## Start Excerpted data

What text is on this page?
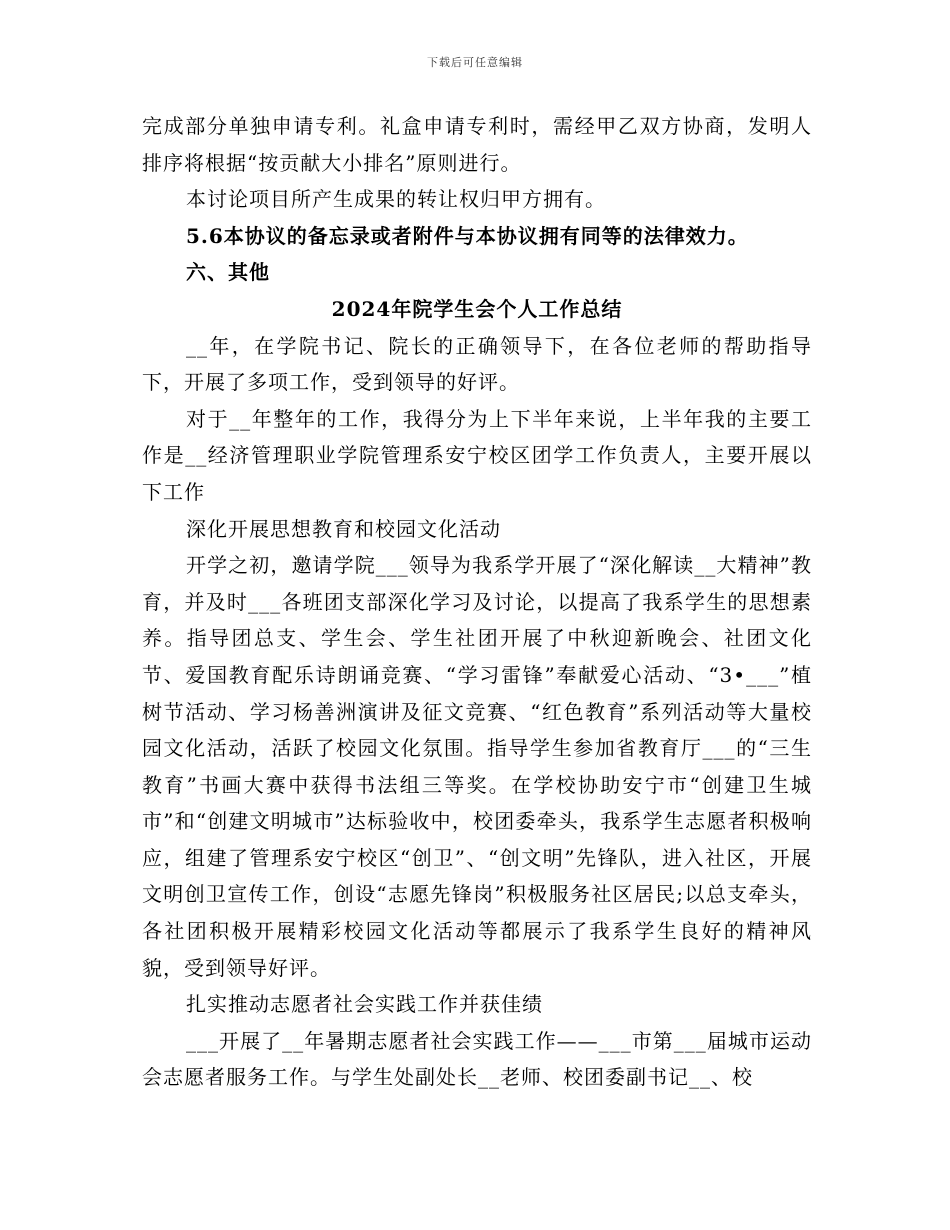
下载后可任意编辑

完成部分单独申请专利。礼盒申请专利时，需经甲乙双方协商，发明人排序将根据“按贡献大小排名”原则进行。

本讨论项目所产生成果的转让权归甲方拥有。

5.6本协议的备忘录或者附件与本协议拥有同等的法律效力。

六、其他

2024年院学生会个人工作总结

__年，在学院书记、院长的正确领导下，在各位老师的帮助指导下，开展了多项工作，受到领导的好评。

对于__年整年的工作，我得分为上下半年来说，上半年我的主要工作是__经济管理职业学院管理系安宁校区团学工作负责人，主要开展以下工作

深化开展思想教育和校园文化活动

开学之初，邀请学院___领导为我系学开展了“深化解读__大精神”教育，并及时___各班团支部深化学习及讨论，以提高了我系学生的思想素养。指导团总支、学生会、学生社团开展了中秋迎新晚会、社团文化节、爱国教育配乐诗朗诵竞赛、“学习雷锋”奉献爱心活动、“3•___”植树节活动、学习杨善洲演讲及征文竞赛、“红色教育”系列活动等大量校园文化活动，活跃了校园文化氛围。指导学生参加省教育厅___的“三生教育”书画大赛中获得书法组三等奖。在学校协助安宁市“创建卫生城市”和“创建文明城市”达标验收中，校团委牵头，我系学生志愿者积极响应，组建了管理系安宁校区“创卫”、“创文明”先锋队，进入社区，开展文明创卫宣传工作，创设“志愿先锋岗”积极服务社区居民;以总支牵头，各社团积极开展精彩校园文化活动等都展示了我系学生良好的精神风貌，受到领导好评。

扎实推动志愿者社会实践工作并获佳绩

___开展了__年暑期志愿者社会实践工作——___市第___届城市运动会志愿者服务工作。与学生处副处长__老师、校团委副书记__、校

## End Excerpted data
## Start Excerpted data

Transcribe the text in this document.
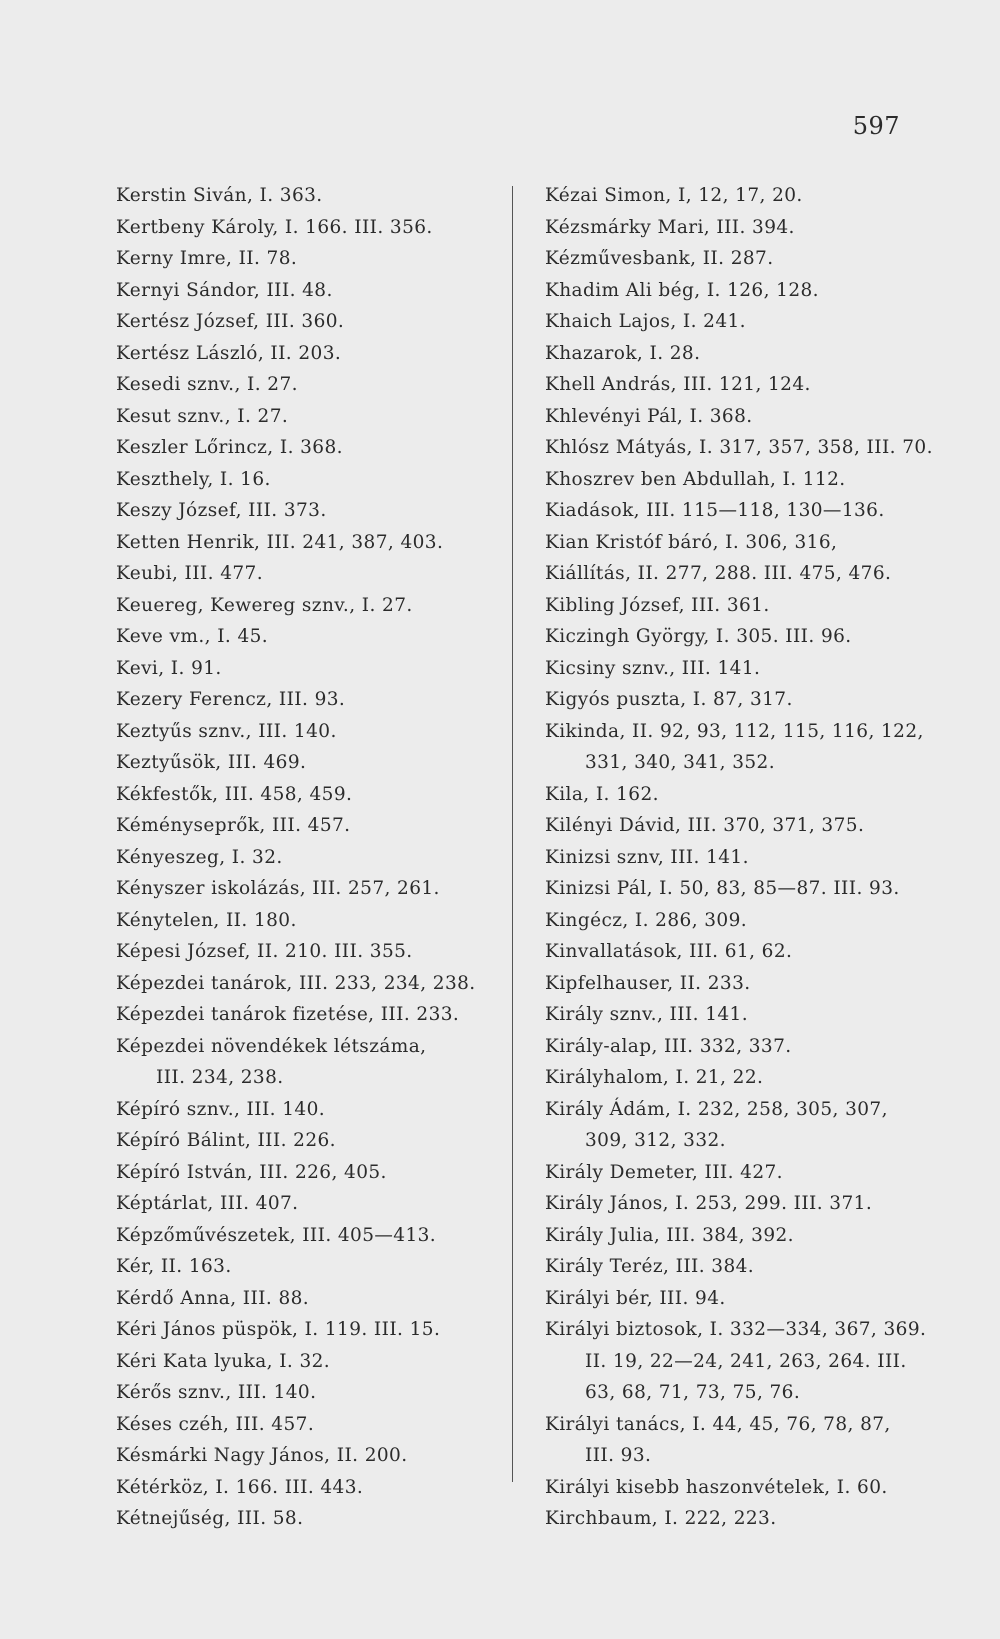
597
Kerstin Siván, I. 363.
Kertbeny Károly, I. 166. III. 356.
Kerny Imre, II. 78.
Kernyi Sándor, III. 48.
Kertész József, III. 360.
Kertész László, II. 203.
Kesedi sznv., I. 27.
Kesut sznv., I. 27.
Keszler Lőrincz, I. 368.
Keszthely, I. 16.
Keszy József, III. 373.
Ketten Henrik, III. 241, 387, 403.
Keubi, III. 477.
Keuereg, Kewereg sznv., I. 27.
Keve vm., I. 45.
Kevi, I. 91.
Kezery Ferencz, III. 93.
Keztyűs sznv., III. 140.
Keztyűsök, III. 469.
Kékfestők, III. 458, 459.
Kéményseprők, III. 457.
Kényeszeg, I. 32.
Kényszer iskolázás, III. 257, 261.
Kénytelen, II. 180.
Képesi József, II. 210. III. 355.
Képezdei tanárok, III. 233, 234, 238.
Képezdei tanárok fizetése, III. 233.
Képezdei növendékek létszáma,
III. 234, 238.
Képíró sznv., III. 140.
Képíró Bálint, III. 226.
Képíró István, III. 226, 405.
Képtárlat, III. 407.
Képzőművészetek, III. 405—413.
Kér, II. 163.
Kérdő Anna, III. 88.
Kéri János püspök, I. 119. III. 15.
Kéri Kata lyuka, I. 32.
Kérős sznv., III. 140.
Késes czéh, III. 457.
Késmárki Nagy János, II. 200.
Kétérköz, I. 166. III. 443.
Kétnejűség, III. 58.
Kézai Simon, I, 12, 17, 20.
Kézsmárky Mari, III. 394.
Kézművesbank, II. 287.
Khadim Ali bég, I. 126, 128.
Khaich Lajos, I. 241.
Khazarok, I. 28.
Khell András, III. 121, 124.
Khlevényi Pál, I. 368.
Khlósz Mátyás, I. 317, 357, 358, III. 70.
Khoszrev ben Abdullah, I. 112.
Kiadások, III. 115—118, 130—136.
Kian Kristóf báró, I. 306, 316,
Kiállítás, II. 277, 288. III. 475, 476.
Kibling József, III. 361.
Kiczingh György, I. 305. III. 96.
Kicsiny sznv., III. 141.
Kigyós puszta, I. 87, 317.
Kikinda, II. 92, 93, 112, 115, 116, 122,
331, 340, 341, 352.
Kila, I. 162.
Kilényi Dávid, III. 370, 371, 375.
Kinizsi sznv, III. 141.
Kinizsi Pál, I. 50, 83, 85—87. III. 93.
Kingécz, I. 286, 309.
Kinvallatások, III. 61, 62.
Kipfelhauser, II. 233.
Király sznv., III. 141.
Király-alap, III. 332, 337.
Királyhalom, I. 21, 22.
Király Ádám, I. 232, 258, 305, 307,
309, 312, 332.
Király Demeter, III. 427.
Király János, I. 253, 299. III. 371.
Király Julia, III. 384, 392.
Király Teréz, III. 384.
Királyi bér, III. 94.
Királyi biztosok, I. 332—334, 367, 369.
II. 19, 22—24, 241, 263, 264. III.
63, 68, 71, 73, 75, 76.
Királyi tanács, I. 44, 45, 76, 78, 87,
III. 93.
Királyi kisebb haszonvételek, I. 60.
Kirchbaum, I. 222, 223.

## End Excerpted data

Requirement:
Count the lines that include the word "Képezdei" and state the result as a bare number.

Worked solution:
3